**EXERCISE AIM**. Rewrite the entries as a JSON list of strings, one string per line, from the first line through the line containing "verified-badge-icon[interactable] [404, 39, 438, 73]", both included, and skip any blank lines.

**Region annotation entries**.

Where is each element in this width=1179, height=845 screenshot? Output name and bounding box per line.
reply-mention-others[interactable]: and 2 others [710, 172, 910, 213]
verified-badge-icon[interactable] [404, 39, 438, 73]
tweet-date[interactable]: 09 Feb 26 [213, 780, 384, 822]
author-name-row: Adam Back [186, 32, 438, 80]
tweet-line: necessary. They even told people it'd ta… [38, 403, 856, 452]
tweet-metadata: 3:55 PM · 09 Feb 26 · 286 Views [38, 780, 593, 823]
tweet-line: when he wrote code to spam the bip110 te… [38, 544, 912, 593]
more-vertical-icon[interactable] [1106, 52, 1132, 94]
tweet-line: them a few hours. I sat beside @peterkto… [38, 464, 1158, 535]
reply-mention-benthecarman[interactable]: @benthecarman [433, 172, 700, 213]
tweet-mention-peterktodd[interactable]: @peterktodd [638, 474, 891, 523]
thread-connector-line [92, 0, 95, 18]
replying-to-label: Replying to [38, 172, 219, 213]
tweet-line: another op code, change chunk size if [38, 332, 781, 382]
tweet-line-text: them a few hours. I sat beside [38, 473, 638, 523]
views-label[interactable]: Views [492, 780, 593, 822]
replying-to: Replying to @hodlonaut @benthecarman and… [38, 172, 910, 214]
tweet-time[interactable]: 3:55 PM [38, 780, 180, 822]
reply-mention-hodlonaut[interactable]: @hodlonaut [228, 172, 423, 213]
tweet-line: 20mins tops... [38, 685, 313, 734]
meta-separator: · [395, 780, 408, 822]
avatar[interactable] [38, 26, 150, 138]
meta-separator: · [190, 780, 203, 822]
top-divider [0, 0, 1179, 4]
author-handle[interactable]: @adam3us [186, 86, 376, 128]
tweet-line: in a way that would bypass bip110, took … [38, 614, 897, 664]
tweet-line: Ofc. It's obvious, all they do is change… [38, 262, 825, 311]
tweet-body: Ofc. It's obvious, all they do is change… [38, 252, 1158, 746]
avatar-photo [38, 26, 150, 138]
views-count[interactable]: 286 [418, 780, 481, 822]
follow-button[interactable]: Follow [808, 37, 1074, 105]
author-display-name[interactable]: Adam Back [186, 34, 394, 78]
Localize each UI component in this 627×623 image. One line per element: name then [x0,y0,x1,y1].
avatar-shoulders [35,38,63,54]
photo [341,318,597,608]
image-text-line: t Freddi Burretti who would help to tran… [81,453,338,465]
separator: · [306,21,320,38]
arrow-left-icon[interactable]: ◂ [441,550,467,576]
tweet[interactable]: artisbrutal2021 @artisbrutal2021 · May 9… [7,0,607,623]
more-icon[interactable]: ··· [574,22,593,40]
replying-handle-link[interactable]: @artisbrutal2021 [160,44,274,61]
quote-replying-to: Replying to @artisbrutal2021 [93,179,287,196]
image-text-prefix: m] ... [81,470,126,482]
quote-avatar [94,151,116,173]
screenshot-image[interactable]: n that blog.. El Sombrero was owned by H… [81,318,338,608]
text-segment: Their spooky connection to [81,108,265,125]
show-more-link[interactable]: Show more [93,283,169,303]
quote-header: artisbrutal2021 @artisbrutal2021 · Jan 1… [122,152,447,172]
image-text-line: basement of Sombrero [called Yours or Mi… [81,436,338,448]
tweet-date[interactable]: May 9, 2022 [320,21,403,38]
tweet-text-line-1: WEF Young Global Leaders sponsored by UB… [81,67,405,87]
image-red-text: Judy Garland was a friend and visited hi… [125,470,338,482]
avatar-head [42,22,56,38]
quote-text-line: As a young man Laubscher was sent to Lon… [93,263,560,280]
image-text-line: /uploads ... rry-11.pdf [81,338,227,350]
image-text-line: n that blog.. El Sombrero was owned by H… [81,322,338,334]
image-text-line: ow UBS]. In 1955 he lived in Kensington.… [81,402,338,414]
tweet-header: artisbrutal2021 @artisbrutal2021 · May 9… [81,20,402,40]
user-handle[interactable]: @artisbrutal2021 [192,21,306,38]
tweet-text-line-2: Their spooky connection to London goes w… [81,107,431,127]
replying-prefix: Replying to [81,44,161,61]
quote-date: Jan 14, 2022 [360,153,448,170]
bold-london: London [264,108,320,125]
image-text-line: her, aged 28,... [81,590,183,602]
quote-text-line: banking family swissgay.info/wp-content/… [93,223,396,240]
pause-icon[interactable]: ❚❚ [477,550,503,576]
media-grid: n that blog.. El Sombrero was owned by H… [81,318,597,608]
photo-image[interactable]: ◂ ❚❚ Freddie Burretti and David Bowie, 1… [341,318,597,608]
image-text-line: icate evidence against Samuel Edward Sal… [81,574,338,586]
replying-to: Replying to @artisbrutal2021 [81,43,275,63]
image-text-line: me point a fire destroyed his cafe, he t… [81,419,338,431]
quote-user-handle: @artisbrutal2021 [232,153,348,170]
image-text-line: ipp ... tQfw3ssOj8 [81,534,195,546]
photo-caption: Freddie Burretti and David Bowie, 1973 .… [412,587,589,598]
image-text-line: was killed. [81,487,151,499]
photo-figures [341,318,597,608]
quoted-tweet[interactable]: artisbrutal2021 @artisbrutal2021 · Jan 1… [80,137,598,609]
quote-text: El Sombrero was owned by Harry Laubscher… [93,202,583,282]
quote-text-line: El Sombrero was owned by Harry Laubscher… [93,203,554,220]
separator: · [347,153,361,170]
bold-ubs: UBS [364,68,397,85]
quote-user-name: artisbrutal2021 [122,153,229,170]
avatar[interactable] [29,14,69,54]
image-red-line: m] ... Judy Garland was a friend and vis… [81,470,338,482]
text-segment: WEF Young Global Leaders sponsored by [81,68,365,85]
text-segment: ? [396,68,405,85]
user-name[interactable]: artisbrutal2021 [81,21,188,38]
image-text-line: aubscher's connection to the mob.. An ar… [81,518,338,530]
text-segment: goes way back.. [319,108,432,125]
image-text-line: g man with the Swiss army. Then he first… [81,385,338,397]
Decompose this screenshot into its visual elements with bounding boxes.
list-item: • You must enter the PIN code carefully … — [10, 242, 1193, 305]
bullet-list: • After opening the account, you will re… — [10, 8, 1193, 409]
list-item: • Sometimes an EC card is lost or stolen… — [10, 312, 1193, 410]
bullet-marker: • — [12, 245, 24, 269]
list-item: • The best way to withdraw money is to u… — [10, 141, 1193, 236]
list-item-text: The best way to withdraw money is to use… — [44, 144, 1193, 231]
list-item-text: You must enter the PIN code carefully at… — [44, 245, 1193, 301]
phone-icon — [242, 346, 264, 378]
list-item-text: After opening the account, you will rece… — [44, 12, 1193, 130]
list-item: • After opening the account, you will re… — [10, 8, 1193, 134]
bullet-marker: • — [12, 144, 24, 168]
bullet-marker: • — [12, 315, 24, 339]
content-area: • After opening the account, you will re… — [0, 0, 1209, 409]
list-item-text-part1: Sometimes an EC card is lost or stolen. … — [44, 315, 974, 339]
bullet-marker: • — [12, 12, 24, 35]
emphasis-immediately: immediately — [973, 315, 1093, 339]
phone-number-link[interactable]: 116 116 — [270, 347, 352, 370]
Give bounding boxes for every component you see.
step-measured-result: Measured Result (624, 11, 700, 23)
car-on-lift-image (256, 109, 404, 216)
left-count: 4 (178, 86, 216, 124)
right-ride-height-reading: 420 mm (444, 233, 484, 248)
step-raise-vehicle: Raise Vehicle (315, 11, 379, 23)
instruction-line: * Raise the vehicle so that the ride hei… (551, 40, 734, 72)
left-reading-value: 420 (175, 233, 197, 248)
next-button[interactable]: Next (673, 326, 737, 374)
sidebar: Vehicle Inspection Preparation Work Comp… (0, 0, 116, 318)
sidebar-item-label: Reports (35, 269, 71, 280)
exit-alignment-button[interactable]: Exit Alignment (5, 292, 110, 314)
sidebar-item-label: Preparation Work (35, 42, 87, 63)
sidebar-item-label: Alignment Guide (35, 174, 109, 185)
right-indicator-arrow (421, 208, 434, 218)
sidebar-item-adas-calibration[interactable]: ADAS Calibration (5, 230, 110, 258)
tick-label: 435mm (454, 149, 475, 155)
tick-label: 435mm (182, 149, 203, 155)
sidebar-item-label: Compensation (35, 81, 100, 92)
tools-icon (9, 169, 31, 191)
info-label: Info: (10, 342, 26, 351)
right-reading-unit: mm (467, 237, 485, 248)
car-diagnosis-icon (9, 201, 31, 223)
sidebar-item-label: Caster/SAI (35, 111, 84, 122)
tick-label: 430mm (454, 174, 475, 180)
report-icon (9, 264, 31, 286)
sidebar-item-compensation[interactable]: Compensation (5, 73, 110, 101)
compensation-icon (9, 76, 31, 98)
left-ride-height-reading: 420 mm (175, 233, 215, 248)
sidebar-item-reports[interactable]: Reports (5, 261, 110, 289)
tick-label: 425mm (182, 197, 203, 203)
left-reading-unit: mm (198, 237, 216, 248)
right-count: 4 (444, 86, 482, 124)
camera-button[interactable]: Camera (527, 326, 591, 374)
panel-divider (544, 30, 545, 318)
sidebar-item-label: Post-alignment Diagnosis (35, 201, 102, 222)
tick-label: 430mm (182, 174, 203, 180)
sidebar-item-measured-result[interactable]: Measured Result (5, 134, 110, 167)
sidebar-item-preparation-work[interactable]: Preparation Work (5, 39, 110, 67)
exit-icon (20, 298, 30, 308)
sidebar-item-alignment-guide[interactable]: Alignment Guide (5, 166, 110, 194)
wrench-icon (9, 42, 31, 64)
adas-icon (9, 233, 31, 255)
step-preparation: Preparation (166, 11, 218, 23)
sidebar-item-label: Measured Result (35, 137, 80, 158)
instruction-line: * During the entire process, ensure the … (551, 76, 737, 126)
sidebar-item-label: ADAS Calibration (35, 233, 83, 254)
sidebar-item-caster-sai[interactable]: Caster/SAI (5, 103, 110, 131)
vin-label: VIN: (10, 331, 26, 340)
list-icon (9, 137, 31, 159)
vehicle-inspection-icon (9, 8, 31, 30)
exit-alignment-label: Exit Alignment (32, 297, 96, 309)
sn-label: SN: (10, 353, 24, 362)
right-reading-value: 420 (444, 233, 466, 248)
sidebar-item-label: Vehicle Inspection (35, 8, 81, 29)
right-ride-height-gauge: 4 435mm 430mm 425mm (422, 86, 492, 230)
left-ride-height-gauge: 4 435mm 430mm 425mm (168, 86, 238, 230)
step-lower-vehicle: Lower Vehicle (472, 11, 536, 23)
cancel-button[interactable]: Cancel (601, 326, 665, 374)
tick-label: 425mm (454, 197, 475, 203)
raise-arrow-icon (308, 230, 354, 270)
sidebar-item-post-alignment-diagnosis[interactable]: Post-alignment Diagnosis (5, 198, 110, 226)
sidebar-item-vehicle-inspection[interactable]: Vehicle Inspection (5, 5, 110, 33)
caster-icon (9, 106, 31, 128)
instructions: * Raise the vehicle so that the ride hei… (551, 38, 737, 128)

**ANSWER BELOW**.
[
  "Where is each element in this width=1179, height=845 screenshot? Output name and bounding box per line.",
  "reply-mention-others[interactable]: and 2 others [710, 172, 910, 213]",
  "verified-badge-icon[interactable] [404, 39, 438, 73]"
]